Material provided start
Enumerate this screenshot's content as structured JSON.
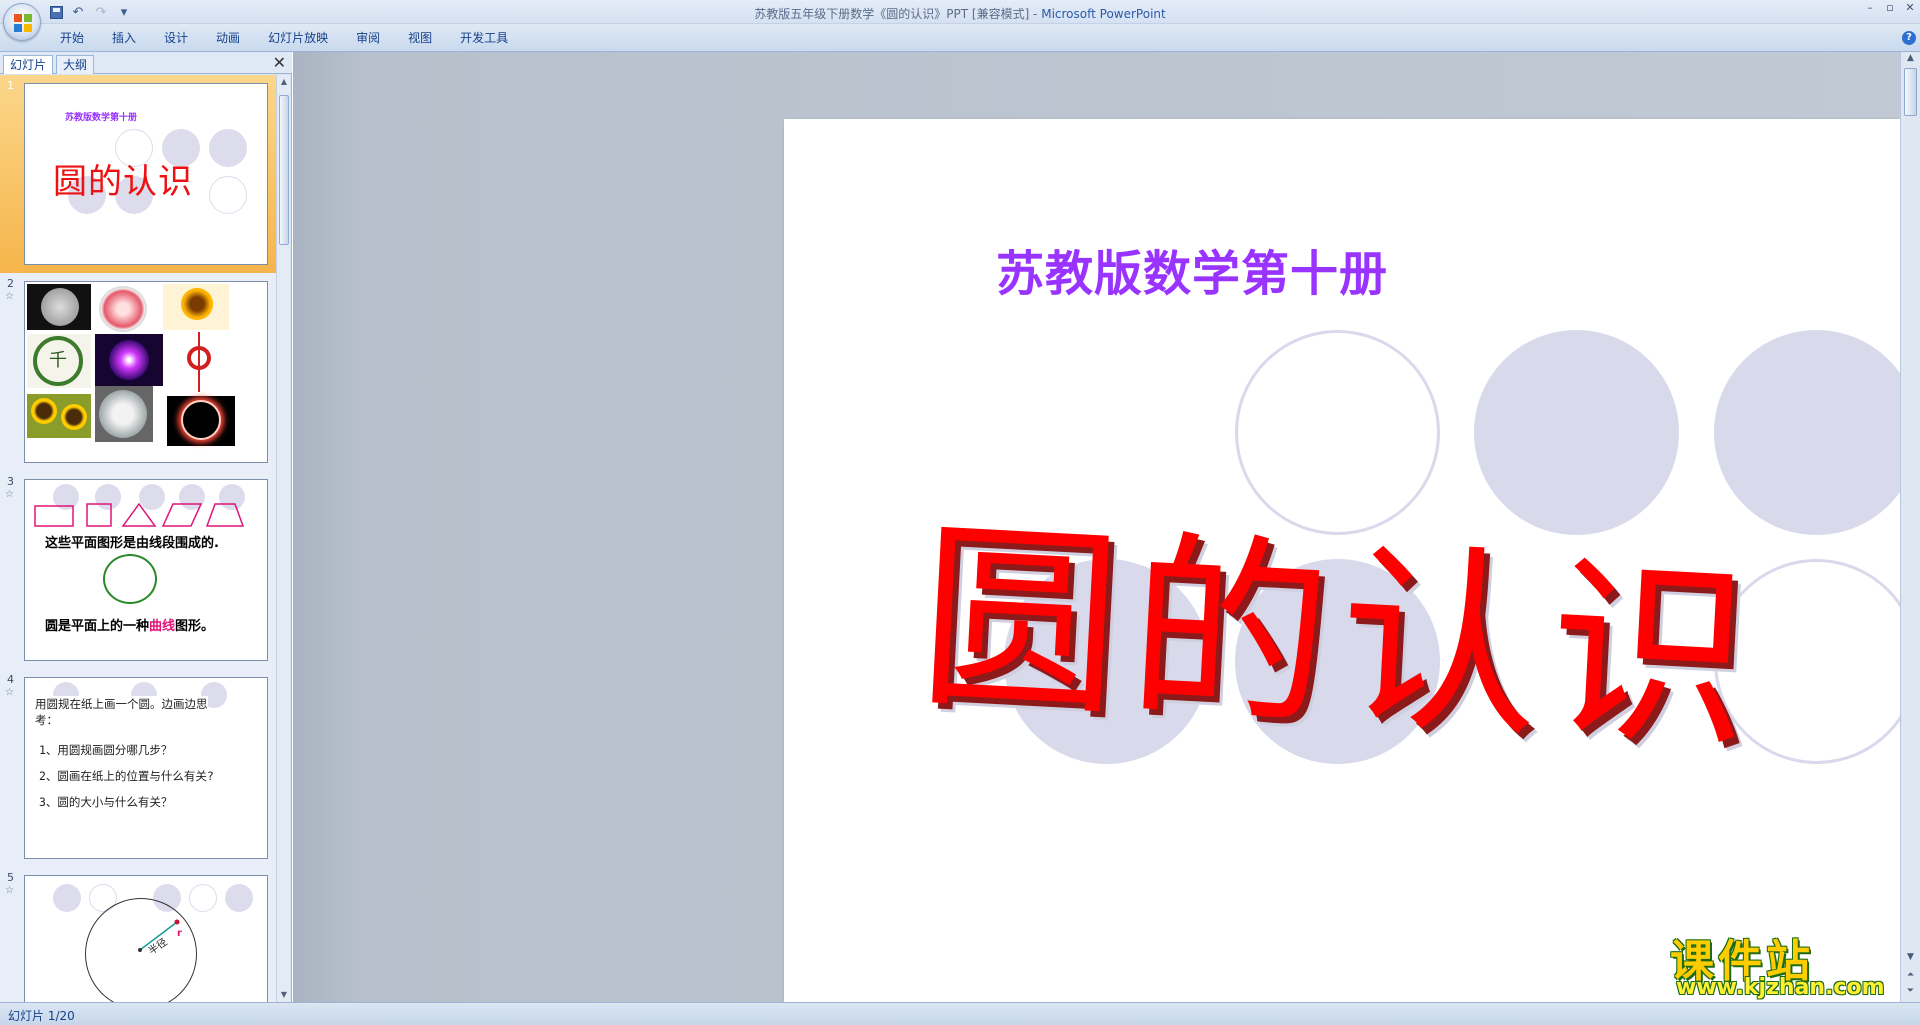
{
  "window": {
    "title_doc": "苏教版五年级下册数学《圆的认识》PPT [兼容模式] - ",
    "title_app": "Microsoft PowerPoint",
    "controls": [
      "–",
      "▫",
      "✕"
    ]
  },
  "qat": {
    "save": "save-icon",
    "undo": "undo-icon",
    "redo": "redo-icon",
    "customize": "▾"
  },
  "ribbon": {
    "tabs": [
      "开始",
      "插入",
      "设计",
      "动画",
      "幻灯片放映",
      "审阅",
      "视图",
      "开发工具"
    ],
    "help": "?"
  },
  "slides_panel": {
    "tab_slides": "幻灯片",
    "tab_outline": "大纲",
    "close": "✕",
    "thumbnails": [
      {
        "number": "1",
        "subtitle": "苏教版数学第十册",
        "title": "圆的认识",
        "selected": true
      },
      {
        "number": "2",
        "star": "☆"
      },
      {
        "number": "3",
        "star": "☆",
        "line1": "这些平面图形是由线段围成的.",
        "line2_pre": "圆是平面上的一种",
        "line2_hl": "曲线",
        "line2_post": "图形。"
      },
      {
        "number": "4",
        "star": "☆",
        "lines": [
          "用圆规在纸上画一个圆。边画边思",
          "考：",
          "1、用圆规画圆分哪几步？",
          "2、圆画在纸上的位置与什么有关?",
          "3、圆的大小与什么有关？"
        ]
      },
      {
        "number": "5",
        "star": "☆",
        "radius_label": "半径",
        "r_label": "r"
      }
    ]
  },
  "slide": {
    "subtitle": "苏教版数学第十册",
    "title": "圆的认识"
  },
  "status": {
    "slide_counter": "幻灯片 1/20"
  },
  "watermark": {
    "cn": "课件站",
    "url": "www.kjzhan.com"
  },
  "colors": {
    "subtitle": "#9933ff",
    "title": "#ff0000",
    "circle": "#d9d9ec",
    "selection": "#f6b54b"
  }
}
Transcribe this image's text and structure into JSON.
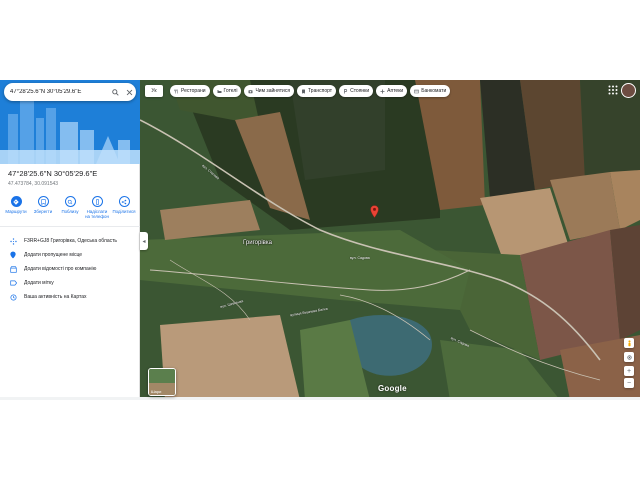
{
  "search": {
    "value": "47°28'25.6\"N 30°05'29.6\"E"
  },
  "place": {
    "title": "47°28'25.6\"N 30°05'29.6\"E",
    "coordinates": "47.473784, 30.091543"
  },
  "actions": [
    {
      "label": "Маршрути",
      "icon": "directions-icon"
    },
    {
      "label": "Зберегти",
      "icon": "bookmark-icon"
    },
    {
      "label": "Поблизу",
      "icon": "nearby-icon"
    },
    {
      "label": "Надіслати на телефон",
      "icon": "phone-icon"
    },
    {
      "label": "Поділитися",
      "icon": "share-icon"
    }
  ],
  "details": [
    {
      "text": "F3RR+GJ8 Григорівка, Одеська область",
      "icon": "plus-code-icon"
    },
    {
      "text": "Додати пропущене місце",
      "icon": "add-place-icon"
    },
    {
      "text": "Додати відомості про компанію",
      "icon": "business-icon"
    },
    {
      "text": "Додати мітку",
      "icon": "label-icon"
    },
    {
      "text": "Ваша активність на Картах",
      "icon": "history-icon"
    }
  ],
  "map": {
    "language_chip": "Ук",
    "chips": [
      {
        "label": "Ресторани",
        "icon": "restaurant-icon"
      },
      {
        "label": "Готелі",
        "icon": "hotel-icon"
      },
      {
        "label": "Чим зайнятися",
        "icon": "camera-icon"
      },
      {
        "label": "Транспорт",
        "icon": "transit-icon"
      },
      {
        "label": "Стоянки",
        "icon": "parking-icon"
      },
      {
        "label": "Аптеки",
        "icon": "pharmacy-icon"
      },
      {
        "label": "Банкомати",
        "icon": "atm-icon"
      }
    ],
    "village_label": "Григорівка",
    "street_labels": [
      "вул. Степова",
      "вул. Садова",
      "вул. Шевченка",
      "вулиця Вишнева Балка",
      "вул. Садова"
    ],
    "layers_label": "Шари",
    "logo": "Google",
    "colors": {
      "pin": "#ea4335",
      "accent": "#1a73e8"
    }
  }
}
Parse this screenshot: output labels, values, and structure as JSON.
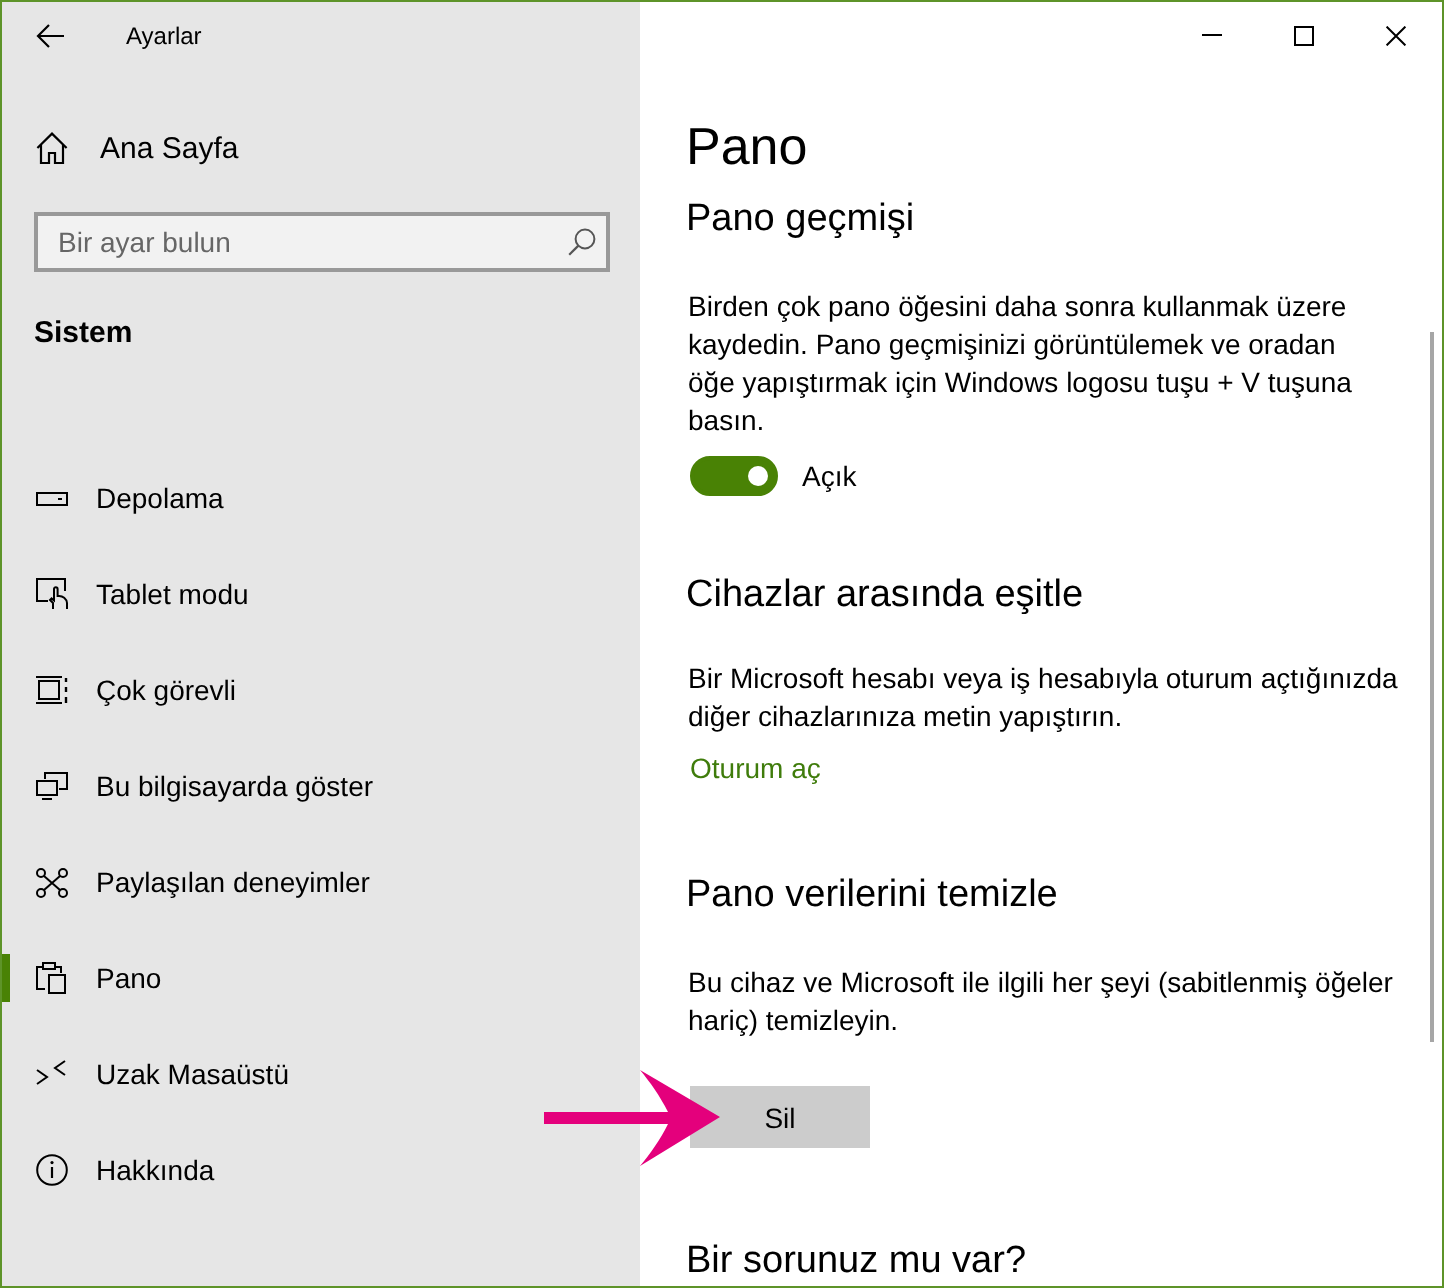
Material provided end
▸ **Exercise prompt**
Reproduce each entry verbatim, excluding any embedded images.

▸ **Written solution**
Enumerate this screenshot's content as structured JSON.
{
  "window": {
    "title_doc": "苏教版五年级下册数学《圆的认识》PPT [兼容模式] - ",
    "title_app": "Microsoft PowerPoint",
    "controls": [
      "–",
      "▫",
      "✕"
    ]
  },
  "qat": {
    "save": "save-icon",
    "undo": "undo-icon",
    "redo": "redo-icon",
    "customize": "▾"
  },
  "ribbon": {
    "tabs": [
      "开始",
      "插入",
      "设计",
      "动画",
      "幻灯片放映",
      "审阅",
      "视图",
      "开发工具"
    ],
    "help": "?"
  },
  "slides_panel": {
    "tab_slides": "幻灯片",
    "tab_outline": "大纲",
    "close": "✕",
    "thumbnails": [
      {
        "number": "1",
        "subtitle": "苏教版数学第十册",
        "title": "圆的认识",
        "selected": true
      },
      {
        "number": "2",
        "star": "☆"
      },
      {
        "number": "3",
        "star": "☆",
        "line1": "这些平面图形是由线段围成的.",
        "line2_pre": "圆是平面上的一种",
        "line2_hl": "曲线",
        "line2_post": "图形。"
      },
      {
        "number": "4",
        "star": "☆",
        "lines": [
          "用圆规在纸上画一个圆。边画边思",
          "考：",
          "1、用圆规画圆分哪几步？",
          "2、圆画在纸上的位置与什么有关?",
          "3、圆的大小与什么有关？"
        ]
      },
      {
        "number": "5",
        "star": "☆",
        "radius_label": "半径",
        "r_label": "r"
      }
    ]
  },
  "slide": {
    "subtitle": "苏教版数学第十册",
    "title": "圆的认识"
  },
  "status": {
    "slide_counter": "幻灯片 1/20"
  },
  "watermark": {
    "cn": "课件站",
    "url": "www.kjzhan.com"
  },
  "colors": {
    "subtitle": "#9933ff",
    "title": "#ff0000",
    "circle": "#d9d9ec",
    "selection": "#f6b54b"
  }
}
Transcribe this image's text and structure into JSON.
{
  "search": {
    "value": "47°28'25.6\"N 30°05'29.6\"E"
  },
  "place": {
    "title": "47°28'25.6\"N 30°05'29.6\"E",
    "coordinates": "47.473784, 30.091543"
  },
  "actions": [
    {
      "label": "Маршрути",
      "icon": "directions-icon"
    },
    {
      "label": "Зберегти",
      "icon": "bookmark-icon"
    },
    {
      "label": "Поблизу",
      "icon": "nearby-icon"
    },
    {
      "label": "Надіслати на телефон",
      "icon": "phone-icon"
    },
    {
      "label": "Поділитися",
      "icon": "share-icon"
    }
  ],
  "details": [
    {
      "text": "F3RR+GJ8 Григорівка, Одеська область",
      "icon": "plus-code-icon"
    },
    {
      "text": "Додати пропущене місце",
      "icon": "add-place-icon"
    },
    {
      "text": "Додати відомості про компанію",
      "icon": "business-icon"
    },
    {
      "text": "Додати мітку",
      "icon": "label-icon"
    },
    {
      "text": "Ваша активність на Картах",
      "icon": "history-icon"
    }
  ],
  "map": {
    "language_chip": "Ук",
    "chips": [
      {
        "label": "Ресторани",
        "icon": "restaurant-icon"
      },
      {
        "label": "Готелі",
        "icon": "hotel-icon"
      },
      {
        "label": "Чим зайнятися",
        "icon": "camera-icon"
      },
      {
        "label": "Транспорт",
        "icon": "transit-icon"
      },
      {
        "label": "Стоянки",
        "icon": "parking-icon"
      },
      {
        "label": "Аптеки",
        "icon": "pharmacy-icon"
      },
      {
        "label": "Банкомати",
        "icon": "atm-icon"
      }
    ],
    "village_label": "Григорівка",
    "street_labels": [
      "вул. Степова",
      "вул. Садова",
      "вул. Шевченка",
      "вулиця Вишнева Балка",
      "вул. Садова"
    ],
    "layers_label": "Шари",
    "logo": "Google",
    "colors": {
      "pin": "#ea4335",
      "accent": "#1a73e8"
    }
  }
}
Parse this screenshot: output labels, values, and structure as JSON.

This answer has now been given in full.